What the task requires: Locate every line in the material below that has the word "money". Copy each of those lines.

____ Dataset entries

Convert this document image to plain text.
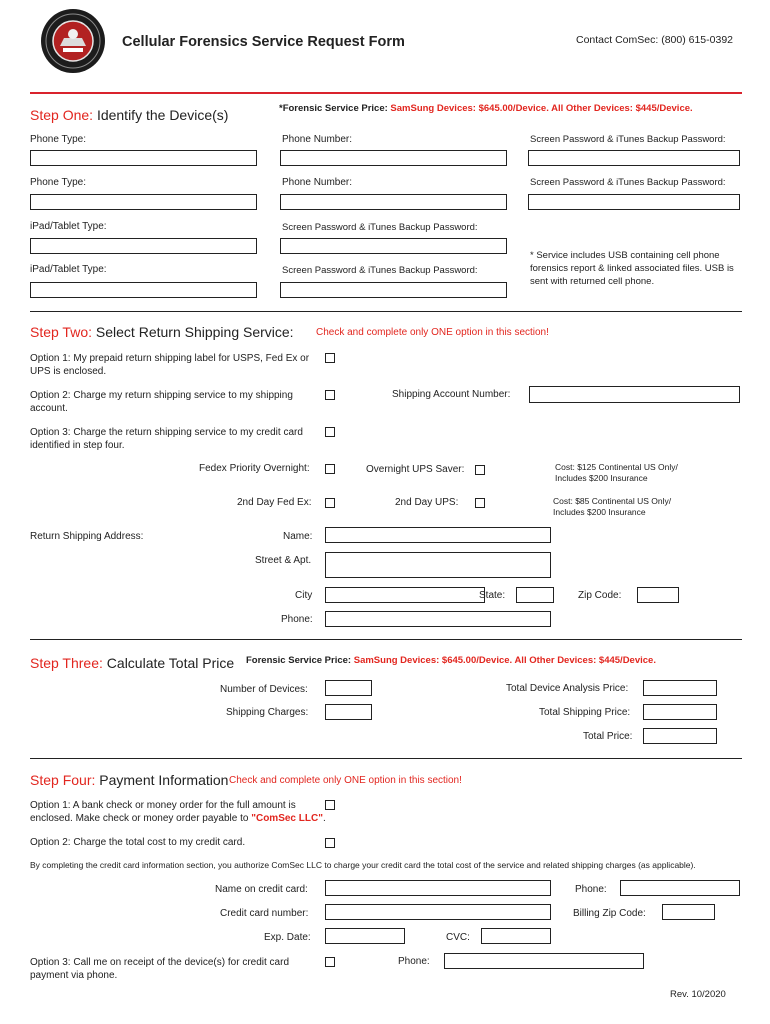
Cellular Forensics Service Request Form	Contact ComSec: (800) 615-0392
Step One: Identify the Device(s)	*Forensic Service Price: SamSung Devices: $645.00/Device. All Other Devices: $445/Device.
Phone Type:	Phone Number:	Screen Password & iTunes Backup Password:
Phone Type:	Phone Number:	Screen Password & iTunes Backup Password:
iPad/Tablet Type:	Screen Password & iTunes Backup Password:
* Service includes USB containing cell phone forensics report & linked associated files. USB is sent with returned cell phone.
iPad/Tablet Type:	Screen Password & iTunes Backup Password:
Step Two: Select Return Shipping Service: Check and complete only ONE option in this section!
Option 1: My prepaid return shipping label for USPS, Fed Ex or UPS is enclosed.
Option 2: Charge my return shipping service to my shipping account.
Shipping Account Number:
Option 3: Charge the return shipping service to my credit card identified in step four.
Fedex Priority Overnight:	Overnight UPS Saver:	Cost: $125 Continental US Only/ Includes $200 Insurance
2nd Day Fed Ex:	2nd Day UPS:	Cost: $85 Continental US Only/ Includes $200 Insurance
Return Shipping Address:	Name:
Street & Apt.
City	State:	Zip Code:
Phone:
Step Three: Calculate Total Price Forensic Service Price: SamSung Devices: $645.00/Device. All Other Devices: $445/Device.
Number of Devices:	Total Device Analysis Price:
Shipping Charges:	Total Shipping Price:
Total Price:
Step Four: Payment Information Check and complete only ONE option in this section!
Option 1: A bank check or money order for the full amount is
enclosed. Make check or money order payable to "ComSec LLC".
Option 2: Charge the total cost to my credit card.
By completing the credit card information section, you authorize ComSec LLC to charge your credit card the total cost of the service and related shipping charges (as applicable).
Name on credit card:	Phone:
Credit card number:	Billing Zip Code:
Exp. Date:	CVC:
Option 3: Call me on receipt of the device(s) for credit card payment via phone.
Phone:
Rev. 10/2020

________

Task output:
Option 1: A bank check or money order for the full amount is
enclosed. Make check or money order payable to "ComSec LLC".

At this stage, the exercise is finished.